Work to do: Output the material beneath this task exactly, images excluded.

Recorded data
#####

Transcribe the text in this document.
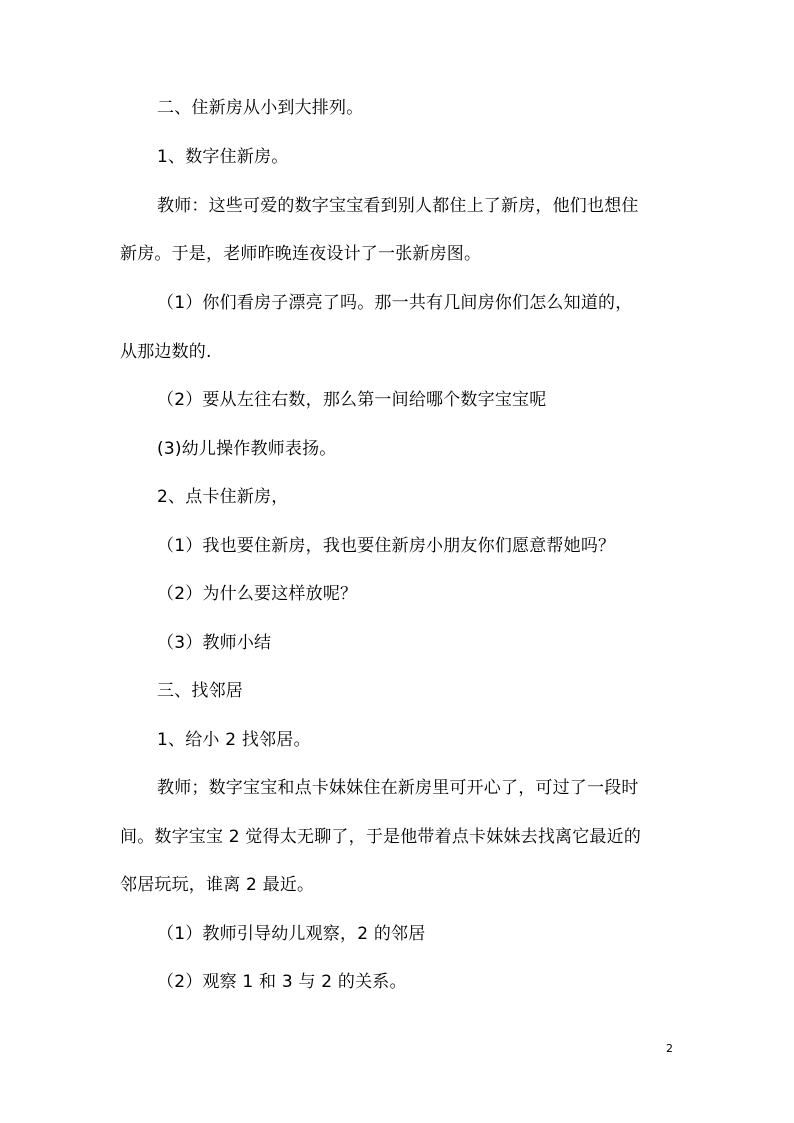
二、住新房从小到大排列。
1、数字住新房。
教师：这些可爱的数字宝宝看到别人都住上了新房，他们也想住
新房。于是，老师昨晚连夜设计了一张新房图。
（1）你们看房子漂亮了吗。那一共有几间房你们怎么知道的，
从那边数的.
（2）要从左往右数，那么第一间给哪个数字宝宝呢
(3)幼儿操作教师表扬。
2、点卡住新房，
（1）我也要住新房，我也要住新房小朋友你们愿意帮她吗？
（2）为什么要这样放呢？
（3）教师小结
三、找邻居
1、给小 2 找邻居。
教师；数字宝宝和点卡妹妹住在新房里可开心了，可过了一段时
间。数字宝宝 2 觉得太无聊了，于是他带着点卡妹妹去找离它最近的
邻居玩玩，谁离 2 最近。
（1）教师引导幼儿观察，2 的邻居
（2）观察 1 和 3 与 2 的关系。
2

#####

The solution:
Transcribe the text in this document.
二、住新房从小到大排列。
1、数字住新房。
教师：这些可爱的数字宝宝看到别人都住上了新房，他们也想住
新房。于是，老师昨晚连夜设计了一张新房图。
（1）你们看房子漂亮了吗。那一共有几间房你们怎么知道的，
从那边数的.
（2）要从左往右数，那么第一间给哪个数字宝宝呢
(3)幼儿操作教师表扬。
2、点卡住新房，
（1）我也要住新房，我也要住新房小朋友你们愿意帮她吗？
（2）为什么要这样放呢？
（3）教师小结
三、找邻居
1、给小 2 找邻居。
教师；数字宝宝和点卡妹妹住在新房里可开心了，可过了一段时
间。数字宝宝 2 觉得太无聊了，于是他带着点卡妹妹去找离它最近的
邻居玩玩，谁离 2 最近。
（1）教师引导幼儿观察，2 的邻居
（2）观察 1 和 3 与 2 的关系。
2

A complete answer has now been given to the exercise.